Collect every line of the records below that contains the word "theo".

Collection entries ▸
- - - - - - -
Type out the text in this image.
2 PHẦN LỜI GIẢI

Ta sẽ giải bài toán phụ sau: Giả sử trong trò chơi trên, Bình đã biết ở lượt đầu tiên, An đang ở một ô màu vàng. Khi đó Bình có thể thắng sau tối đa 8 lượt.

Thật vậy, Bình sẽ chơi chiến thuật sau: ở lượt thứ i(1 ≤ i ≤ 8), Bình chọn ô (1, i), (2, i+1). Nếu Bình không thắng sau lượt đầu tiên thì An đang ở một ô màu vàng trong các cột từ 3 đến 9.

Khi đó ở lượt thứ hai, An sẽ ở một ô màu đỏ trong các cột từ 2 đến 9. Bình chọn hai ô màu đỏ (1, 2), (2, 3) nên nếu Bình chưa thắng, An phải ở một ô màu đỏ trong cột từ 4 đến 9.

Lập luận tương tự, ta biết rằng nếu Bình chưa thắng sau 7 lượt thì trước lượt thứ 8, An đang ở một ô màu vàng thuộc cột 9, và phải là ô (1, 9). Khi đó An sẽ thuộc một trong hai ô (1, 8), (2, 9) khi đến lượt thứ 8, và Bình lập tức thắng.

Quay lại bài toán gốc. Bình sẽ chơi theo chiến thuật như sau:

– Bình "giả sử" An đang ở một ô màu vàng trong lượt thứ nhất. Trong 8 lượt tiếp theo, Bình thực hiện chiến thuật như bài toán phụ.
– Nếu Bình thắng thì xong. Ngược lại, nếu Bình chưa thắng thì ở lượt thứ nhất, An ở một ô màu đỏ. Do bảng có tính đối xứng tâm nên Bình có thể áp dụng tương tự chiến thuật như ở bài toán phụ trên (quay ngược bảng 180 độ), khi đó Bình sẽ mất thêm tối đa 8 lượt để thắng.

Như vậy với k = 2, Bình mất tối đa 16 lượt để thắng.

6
- - - - - - -
FULL ANSWER ▸
Quay lại bài toán gốc. Bình sẽ chơi theo chiến thuật như sau:
– Bình "giả sử" An đang ở một ô màu vàng trong lượt thứ nhất. Trong 8 lượt tiếp theo, Bình thực hiện chiến thuật như bài toán phụ.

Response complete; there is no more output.